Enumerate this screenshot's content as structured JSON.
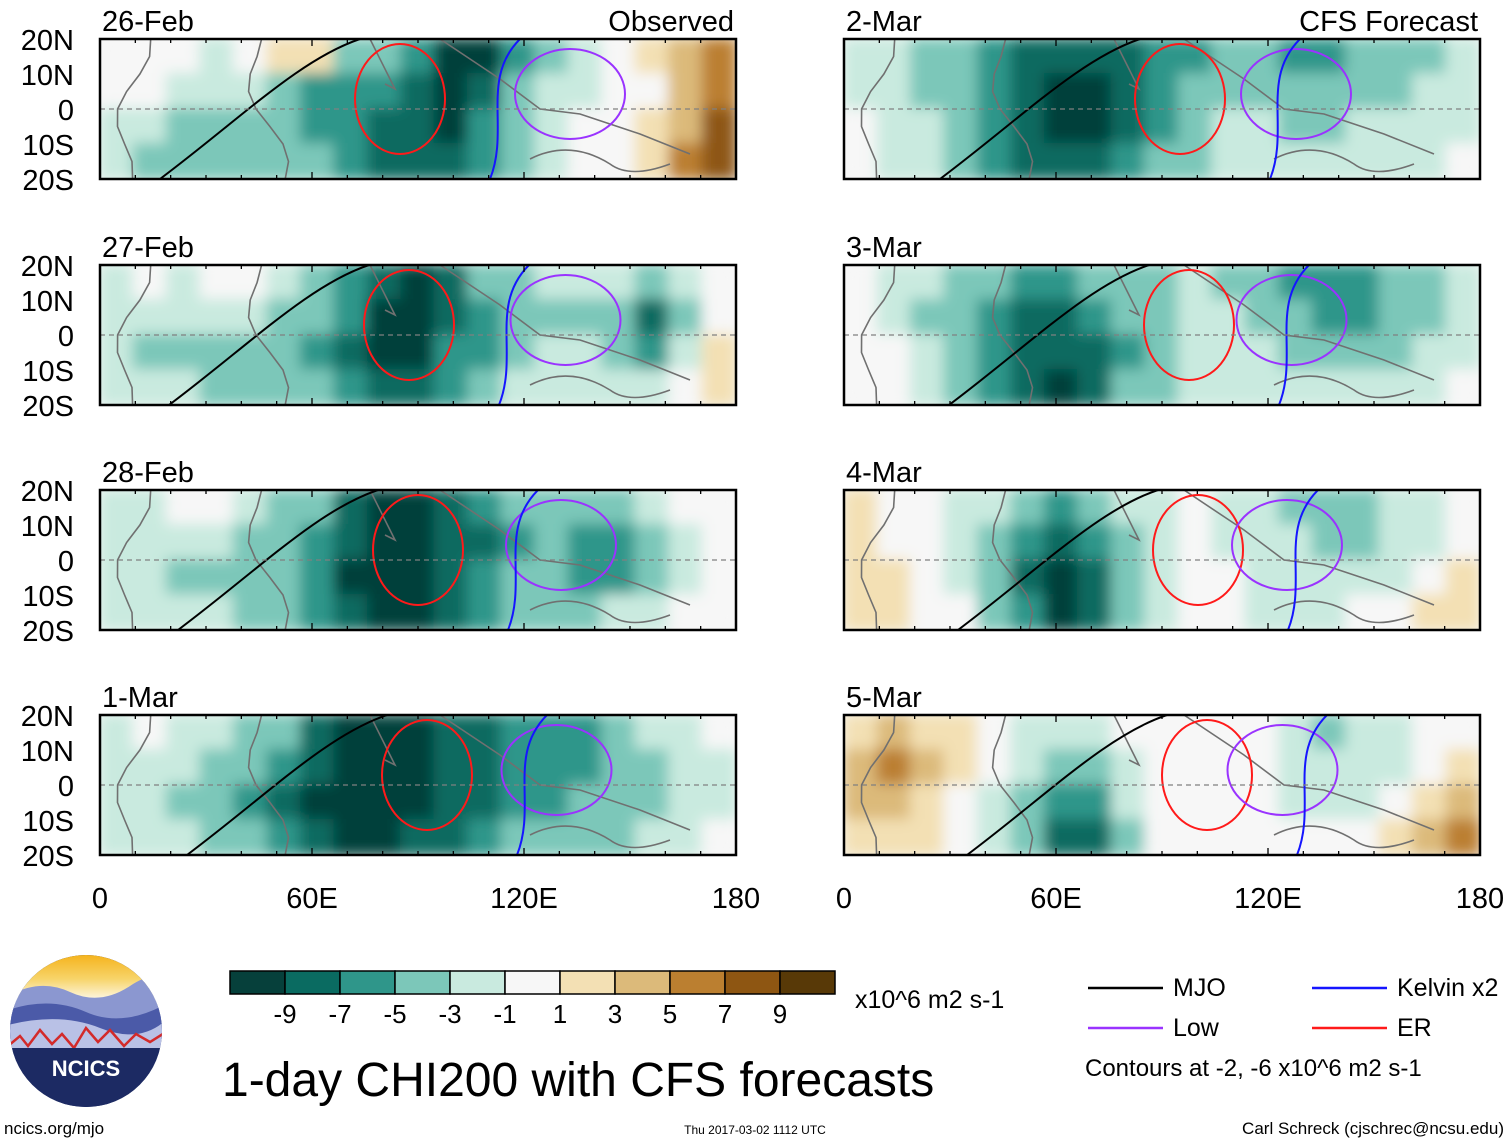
{
  "chart_data": {
    "type": "heatmap",
    "title": "1-day CHI200 with CFS forecasts",
    "variable": "CHI200",
    "units": "x10^6 m2 s-1",
    "x_axis": {
      "ticks": [
        "0",
        "60E",
        "120E",
        "180"
      ],
      "range": [
        0,
        180
      ]
    },
    "y_axis": {
      "ticks": [
        "20N",
        "10N",
        "0",
        "10S",
        "20S"
      ],
      "range": [
        -20,
        20
      ]
    },
    "columns": [
      {
        "label": "Observed",
        "panels": [
          {
            "date": "26-Feb",
            "cells": [
              [
                0,
                0,
                0,
                -1,
                0,
                2,
                2,
                -4,
                -4,
                -6,
                -9,
                -9,
                -6,
                -3,
                -1,
                1,
                2,
                4,
                6
              ],
              [
                1,
                0,
                -1,
                -1,
                -2,
                -3,
                -5,
                -6,
                -6,
                -8,
                -9,
                -7,
                -4,
                -2,
                -1,
                1,
                1,
                4,
                7
              ],
              [
                -2,
                -1,
                -3,
                -3,
                -4,
                -4,
                -5,
                -5,
                -7,
                -8,
                -9,
                -6,
                -4,
                -2,
                0,
                1,
                2,
                5,
                8
              ],
              [
                -1,
                -3,
                -3,
                -4,
                -4,
                -3,
                -4,
                -5,
                -7,
                -8,
                -7,
                -5,
                -3,
                -1,
                0,
                1,
                2,
                6,
                9
              ]
            ]
          },
          {
            "date": "27-Feb",
            "cells": [
              [
                -1,
                0,
                -1,
                0,
                0,
                -2,
                -3,
                -5,
                -8,
                -9,
                -7,
                -4,
                -3,
                -2,
                -2,
                -2,
                -3,
                -2,
                1
              ],
              [
                -1,
                -1,
                -2,
                -2,
                -2,
                -3,
                -4,
                -6,
                -9,
                -9,
                -7,
                -5,
                -4,
                -3,
                -3,
                -4,
                -7,
                -3,
                1
              ],
              [
                -2,
                -3,
                -4,
                -4,
                -4,
                -4,
                -5,
                -7,
                -9,
                -9,
                -6,
                -5,
                -3,
                -2,
                -2,
                -3,
                -5,
                -2,
                2
              ],
              [
                -1,
                -2,
                -2,
                -3,
                -3,
                -3,
                -4,
                -6,
                -8,
                -8,
                -5,
                -3,
                -2,
                -1,
                -1,
                -2,
                -2,
                1,
                3
              ]
            ]
          },
          {
            "date": "28-Feb",
            "cells": [
              [
                -1,
                -1,
                0,
                0,
                -2,
                -3,
                -4,
                -7,
                -9,
                -9,
                -8,
                -6,
                -4,
                -4,
                -4,
                -4,
                -2,
                0,
                1
              ],
              [
                -1,
                -2,
                -2,
                -2,
                -3,
                -4,
                -6,
                -8,
                -9,
                -9,
                -8,
                -7,
                -5,
                -4,
                -5,
                -5,
                -3,
                -1,
                0
              ],
              [
                -1,
                -2,
                -3,
                -3,
                -4,
                -4,
                -6,
                -9,
                -9,
                -9,
                -8,
                -6,
                -4,
                -4,
                -5,
                -5,
                -3,
                -1,
                1
              ],
              [
                -1,
                -1,
                -2,
                -2,
                -3,
                -3,
                -5,
                -8,
                -9,
                -9,
                -7,
                -5,
                -3,
                -3,
                -3,
                -2,
                -1,
                0,
                1
              ]
            ]
          },
          {
            "date": "1-Mar",
            "cells": [
              [
                -1,
                0,
                -1,
                -2,
                -3,
                -4,
                -7,
                -9,
                -9,
                -9,
                -8,
                -7,
                -5,
                -5,
                -5,
                -4,
                -2,
                -1,
                0
              ],
              [
                -1,
                -1,
                -2,
                -3,
                -4,
                -5,
                -8,
                -9,
                -9,
                -9,
                -8,
                -7,
                -6,
                -5,
                -5,
                -4,
                -3,
                -2,
                -1
              ],
              [
                -2,
                -2,
                -3,
                -4,
                -5,
                -7,
                -9,
                -9,
                -9,
                -9,
                -8,
                -7,
                -5,
                -5,
                -4,
                -4,
                -3,
                -2,
                -1
              ],
              [
                -1,
                -2,
                -2,
                -3,
                -4,
                -6,
                -8,
                -9,
                -9,
                -8,
                -7,
                -6,
                -4,
                -4,
                -3,
                -3,
                -2,
                -1,
                0
              ]
            ]
          }
        ]
      },
      {
        "label": "CFS Forecast",
        "panels": [
          {
            "date": "2-Mar",
            "cells": [
              [
                -1,
                -2,
                -3,
                -4,
                -5,
                -7,
                -8,
                -8,
                -7,
                -6,
                -5,
                -4,
                -4,
                -5,
                -5,
                -4,
                -3,
                -3,
                -2
              ],
              [
                -1,
                -2,
                -3,
                -4,
                -6,
                -8,
                -9,
                -9,
                -8,
                -6,
                -4,
                -3,
                -3,
                -4,
                -4,
                -3,
                -3,
                -2,
                -1
              ],
              [
                0,
                -1,
                -2,
                -4,
                -6,
                -8,
                -9,
                -9,
                -7,
                -5,
                -3,
                -2,
                -2,
                -3,
                -3,
                -2,
                -2,
                -1,
                -1
              ],
              [
                0,
                -1,
                -2,
                -3,
                -5,
                -7,
                -8,
                -8,
                -6,
                -4,
                -3,
                -2,
                -2,
                -2,
                -2,
                -2,
                -1,
                -1,
                0
              ]
            ]
          },
          {
            "date": "3-Mar",
            "cells": [
              [
                0,
                -1,
                -2,
                -3,
                -4,
                -5,
                -5,
                -4,
                -3,
                -3,
                -2,
                -3,
                -4,
                -5,
                -6,
                -6,
                -4,
                -3,
                -2
              ],
              [
                1,
                -1,
                -3,
                -4,
                -5,
                -7,
                -7,
                -6,
                -4,
                -3,
                -2,
                -2,
                -3,
                -4,
                -5,
                -5,
                -4,
                -3,
                -2
              ],
              [
                1,
                0,
                -2,
                -4,
                -6,
                -8,
                -8,
                -7,
                -5,
                -3,
                -2,
                -2,
                -2,
                -3,
                -3,
                -3,
                -3,
                -2,
                -1
              ],
              [
                1,
                0,
                -1,
                -3,
                -5,
                -8,
                -9,
                -7,
                -4,
                -3,
                -2,
                -2,
                -2,
                -2,
                -2,
                -2,
                -2,
                -1,
                0
              ]
            ]
          },
          {
            "date": "4-Mar",
            "cells": [
              [
                2,
                1,
                0,
                -1,
                -2,
                -3,
                -5,
                -4,
                -2,
                -1,
                0,
                -1,
                -2,
                -3,
                -4,
                -4,
                -2,
                -1,
                0
              ],
              [
                2,
                1,
                0,
                -1,
                -3,
                -5,
                -7,
                -6,
                -3,
                -1,
                0,
                -1,
                -2,
                -2,
                -3,
                -3,
                -2,
                -1,
                0
              ],
              [
                3,
                2,
                1,
                -1,
                -4,
                -7,
                -9,
                -8,
                -4,
                -1,
                0,
                0,
                -1,
                -1,
                -2,
                -2,
                -1,
                1,
                2
              ],
              [
                2,
                2,
                1,
                0,
                -3,
                -6,
                -9,
                -8,
                -4,
                -1,
                0,
                0,
                -1,
                -1,
                -1,
                0,
                1,
                3,
                3
              ]
            ]
          },
          {
            "date": "5-Mar",
            "cells": [
              [
                3,
                4,
                3,
                2,
                0,
                -1,
                -2,
                -2,
                0,
                1,
                1,
                1,
                0,
                -2,
                -3,
                -2,
                -1,
                0,
                1
              ],
              [
                5,
                6,
                4,
                2,
                0,
                -2,
                -4,
                -3,
                -1,
                0,
                1,
                1,
                0,
                -1,
                -2,
                -2,
                -1,
                1,
                2
              ],
              [
                4,
                5,
                3,
                1,
                -1,
                -3,
                -6,
                -5,
                -2,
                0,
                1,
                1,
                0,
                -1,
                -1,
                -1,
                1,
                3,
                5
              ],
              [
                3,
                3,
                2,
                1,
                -1,
                -3,
                -7,
                -7,
                -3,
                0,
                1,
                1,
                0,
                0,
                0,
                0,
                2,
                5,
                6
              ]
            ]
          }
        ]
      }
    ],
    "colorbar": {
      "ticks": [
        "-9",
        "-7",
        "-5",
        "-3",
        "-1",
        "1",
        "3",
        "5",
        "7",
        "9"
      ],
      "colors": [
        "#06403b",
        "#0a6b61",
        "#2f968a",
        "#7cc7b9",
        "#c9eadf",
        "#f7f7f7",
        "#f3e0b4",
        "#dcba7a",
        "#bb7f30",
        "#8e5612",
        "#583907"
      ]
    },
    "legend": {
      "items": [
        {
          "label": "MJO",
          "color": "#000000"
        },
        {
          "label": "Kelvin x2",
          "color": "#1515ff"
        },
        {
          "label": "Low",
          "color": "#9a33ff"
        },
        {
          "label": "ER",
          "color": "#ff1a1a"
        }
      ],
      "contours_note": "Contours at -2, -6 x10^6 m2 s-1"
    }
  },
  "footer": {
    "website": "ncics.org/mjo",
    "timestamp": "Thu 2017-03-02 1112 UTC",
    "author": "Carl Schreck (cjschrec@ncsu.edu)"
  },
  "logo": {
    "text": "NCICS"
  }
}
※
» **Task description**
Identify which lines contain the word "label" and copy each one.

» **Written solution**
        "label": "Observed",
        "label": "CFS Forecast",
          "label": "MJO",
          "label": "Kelvin x2",
          "label": "Low",
          "label": "ER",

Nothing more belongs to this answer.